-- What is being asked --
Reproduce the listing that follows with no differences at all.

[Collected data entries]
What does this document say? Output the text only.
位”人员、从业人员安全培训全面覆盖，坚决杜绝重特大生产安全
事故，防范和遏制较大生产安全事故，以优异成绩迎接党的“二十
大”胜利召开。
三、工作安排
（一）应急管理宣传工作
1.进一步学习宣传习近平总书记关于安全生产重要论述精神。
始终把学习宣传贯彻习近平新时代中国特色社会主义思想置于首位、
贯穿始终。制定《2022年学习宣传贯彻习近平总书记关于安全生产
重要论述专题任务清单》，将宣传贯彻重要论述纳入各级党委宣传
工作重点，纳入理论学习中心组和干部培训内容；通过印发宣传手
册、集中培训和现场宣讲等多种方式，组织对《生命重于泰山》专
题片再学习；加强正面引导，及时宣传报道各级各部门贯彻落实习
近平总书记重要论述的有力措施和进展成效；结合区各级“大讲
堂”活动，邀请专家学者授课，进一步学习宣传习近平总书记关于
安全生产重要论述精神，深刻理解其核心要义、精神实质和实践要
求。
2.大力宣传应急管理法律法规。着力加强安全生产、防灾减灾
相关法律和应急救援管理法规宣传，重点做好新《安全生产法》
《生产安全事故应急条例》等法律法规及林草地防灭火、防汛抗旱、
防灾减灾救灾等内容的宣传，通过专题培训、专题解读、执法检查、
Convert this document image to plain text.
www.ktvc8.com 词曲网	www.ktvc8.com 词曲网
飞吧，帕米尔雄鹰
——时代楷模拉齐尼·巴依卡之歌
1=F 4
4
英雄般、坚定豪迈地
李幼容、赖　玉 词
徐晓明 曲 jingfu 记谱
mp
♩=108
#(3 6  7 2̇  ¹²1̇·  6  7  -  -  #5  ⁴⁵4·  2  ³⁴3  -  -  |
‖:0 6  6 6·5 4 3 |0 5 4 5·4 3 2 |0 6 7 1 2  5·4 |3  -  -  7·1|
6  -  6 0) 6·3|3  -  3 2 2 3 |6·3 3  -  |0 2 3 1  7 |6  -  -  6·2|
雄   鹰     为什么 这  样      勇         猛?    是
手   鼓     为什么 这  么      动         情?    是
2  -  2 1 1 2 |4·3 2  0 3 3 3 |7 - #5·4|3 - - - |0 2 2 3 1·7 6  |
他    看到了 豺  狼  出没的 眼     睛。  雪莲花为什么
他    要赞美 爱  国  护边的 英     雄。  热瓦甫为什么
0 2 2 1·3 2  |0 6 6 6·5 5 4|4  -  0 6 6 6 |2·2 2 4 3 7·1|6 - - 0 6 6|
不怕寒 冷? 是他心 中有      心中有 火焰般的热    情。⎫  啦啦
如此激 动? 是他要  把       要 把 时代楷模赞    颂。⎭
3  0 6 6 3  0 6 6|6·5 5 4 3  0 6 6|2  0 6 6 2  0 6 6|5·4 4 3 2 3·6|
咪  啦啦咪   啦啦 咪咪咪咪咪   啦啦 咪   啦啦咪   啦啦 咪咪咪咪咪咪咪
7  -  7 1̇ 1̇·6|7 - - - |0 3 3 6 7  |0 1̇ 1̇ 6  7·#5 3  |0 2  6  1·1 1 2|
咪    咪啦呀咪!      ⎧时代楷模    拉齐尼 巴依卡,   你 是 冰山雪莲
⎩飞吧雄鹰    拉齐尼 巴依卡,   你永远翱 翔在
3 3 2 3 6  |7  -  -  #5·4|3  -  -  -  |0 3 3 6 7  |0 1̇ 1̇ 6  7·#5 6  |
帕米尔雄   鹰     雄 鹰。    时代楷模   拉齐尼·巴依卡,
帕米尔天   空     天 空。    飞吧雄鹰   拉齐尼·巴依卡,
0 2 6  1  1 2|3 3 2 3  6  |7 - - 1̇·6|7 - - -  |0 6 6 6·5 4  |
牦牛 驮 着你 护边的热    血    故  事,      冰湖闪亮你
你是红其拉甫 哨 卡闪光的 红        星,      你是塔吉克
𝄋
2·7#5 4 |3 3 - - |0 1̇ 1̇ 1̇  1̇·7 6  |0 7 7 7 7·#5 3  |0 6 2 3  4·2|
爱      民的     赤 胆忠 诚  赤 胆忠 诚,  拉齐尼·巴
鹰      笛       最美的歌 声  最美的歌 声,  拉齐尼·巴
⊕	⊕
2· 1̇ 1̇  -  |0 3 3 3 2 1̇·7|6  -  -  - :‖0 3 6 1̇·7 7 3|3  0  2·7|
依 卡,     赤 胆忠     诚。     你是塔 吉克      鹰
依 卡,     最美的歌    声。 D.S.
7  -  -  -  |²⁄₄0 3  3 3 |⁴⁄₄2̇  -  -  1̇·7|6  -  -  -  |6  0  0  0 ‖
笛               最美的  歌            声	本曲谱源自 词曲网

-- Result for this exercise --
What does this document say? Output the text only.
位”人员、从业人员安全培训全面覆盖，坚决杜绝重特大生产安全
事故，防范和遏制较大生产安全事故，以优异成绩迎接党的“二十
大”胜利召开。
三、工作安排
（一）应急管理宣传工作
1.进一步学习宣传习近平总书记关于安全生产重要论述精神。
始终把学习宣传贯彻习近平新时代中国特色社会主义思想置于首位、
贯穿始终。制定《2022年学习宣传贯彻习近平总书记关于安全生产
重要论述专题任务清单》，将宣传贯彻重要论述纳入各级党委宣传
工作重点，纳入理论学习中心组和干部培训内容；通过印发宣传手
册、集中培训和现场宣讲等多种方式，组织对《生命重于泰山》专
题片再学习；加强正面引导，及时宣传报道各级各部门贯彻落实习
近平总书记重要论述的有力措施和进展成效；结合区各级“大讲
堂”活动，邀请专家学者授课，进一步学习宣传习近平总书记关于
安全生产重要论述精神，深刻理解其核心要义、精神实质和实践要
求。
2.大力宣传应急管理法律法规。着力加强安全生产、防灾减灾
相关法律和应急救援管理法规宣传，重点做好新《安全生产法》
《生产安全事故应急条例》等法律法规及林草地防灭火、防汛抗旱、
防灾减灾救灾等内容的宣传，通过专题培训、专题解读、执法检查、
Convert this document image to plain text.
www.ktvc8.com 词曲网	www.ktvc8.com 词曲网
飞吧，帕米尔雄鹰
——时代楷模拉齐尼·巴依卡之歌
1=F 4
4
英雄般、坚定豪迈地
李幼容、赖　玉 词
徐晓明 曲 jingfu 记谱
mp
♩=108
#(3 6  7 2̇  ¹²1̇·  6  7  -  -  #5  ⁴⁵4·  2  ³⁴3  -  -  |
‖:0 6  6 6·5 4 3 |0 5 4 5·4 3 2 |0 6 7 1 2  5·4 |3  -  -  7·1|
6  -  6 0) 6·3|3  -  3 2 2 3 |6·3 3  -  |0 2 3 1  7 |6  -  -  6·2|
雄   鹰     为什么 这  样      勇         猛?    是
手   鼓     为什么 这  么      动         情?    是
2  -  2 1 1 2 |4·3 2  0 3 3 3 |7 - #5·4|3 - - - |0 2 2 3 1·7 6  |
他    看到了 豺  狼  出没的 眼     睛。  雪莲花为什么
他    要赞美 爱  国  护边的 英     雄。  热瓦甫为什么
0 2 2 1·3 2  |0 6 6 6·5 5 4|4  -  0 6 6 6 |2·2 2 4 3 7·1|6 - - 0 6 6|
不怕寒 冷? 是他心 中有      心中有 火焰般的热    情。⎫  啦啦
如此激 动? 是他要  把       要 把 时代楷模赞    颂。⎭
3  0 6 6 3  0 6 6|6·5 5 4 3  0 6 6|2  0 6 6 2  0 6 6|5·4 4 3 2 3·6|
咪  啦啦咪   啦啦 咪咪咪咪咪   啦啦 咪   啦啦咪   啦啦 咪咪咪咪咪咪咪
7  -  7 1̇ 1̇·6|7 - - - |0 3 3 6 7  |0 1̇ 1̇ 6  7·#5 3  |0 2  6  1·1 1 2|
咪    咪啦呀咪!      ⎧时代楷模    拉齐尼 巴依卡,   你 是 冰山雪莲
⎩飞吧雄鹰    拉齐尼 巴依卡,   你永远翱 翔在
3 3 2 3 6  |7  -  -  #5·4|3  -  -  -  |0 3 3 6 7  |0 1̇ 1̇ 6  7·#5 6  |
帕米尔雄   鹰     雄 鹰。    时代楷模   拉齐尼·巴依卡,
帕米尔天   空     天 空。    飞吧雄鹰   拉齐尼·巴依卡,
0 2 6  1  1 2|3 3 2 3  6  |7 - - 1̇·6|7 - - -  |0 6 6 6·5 4  |
牦牛 驮 着你 护边的热    血    故  事,      冰湖闪亮你
你是红其拉甫 哨 卡闪光的 红        星,      你是塔吉克
𝄋
2·7#5 4 |3 3 - - |0 1̇ 1̇ 1̇  1̇·7 6  |0 7 7 7 7·#5 3  |0 6 2 3  4·2|
爱      民的     赤 胆忠 诚  赤 胆忠 诚,  拉齐尼·巴
鹰      笛       最美的歌 声  最美的歌 声,  拉齐尼·巴
⊕	⊕
2· 1̇ 1̇  -  |0 3 3 3 2 1̇·7|6  -  -  - :‖0 3 6 1̇·7 7 3|3  0  2·7|
依 卡,     赤 胆忠     诚。     你是塔 吉克      鹰
依 卡,     最美的歌    声。 D.S.
7  -  -  -  |²⁄₄0 3  3 3 |⁴⁄₄2̇  -  -  1̇·7|6  -  -  -  |6  0  0  0 ‖
笛               最美的  歌            声	本曲谱源自 词曲网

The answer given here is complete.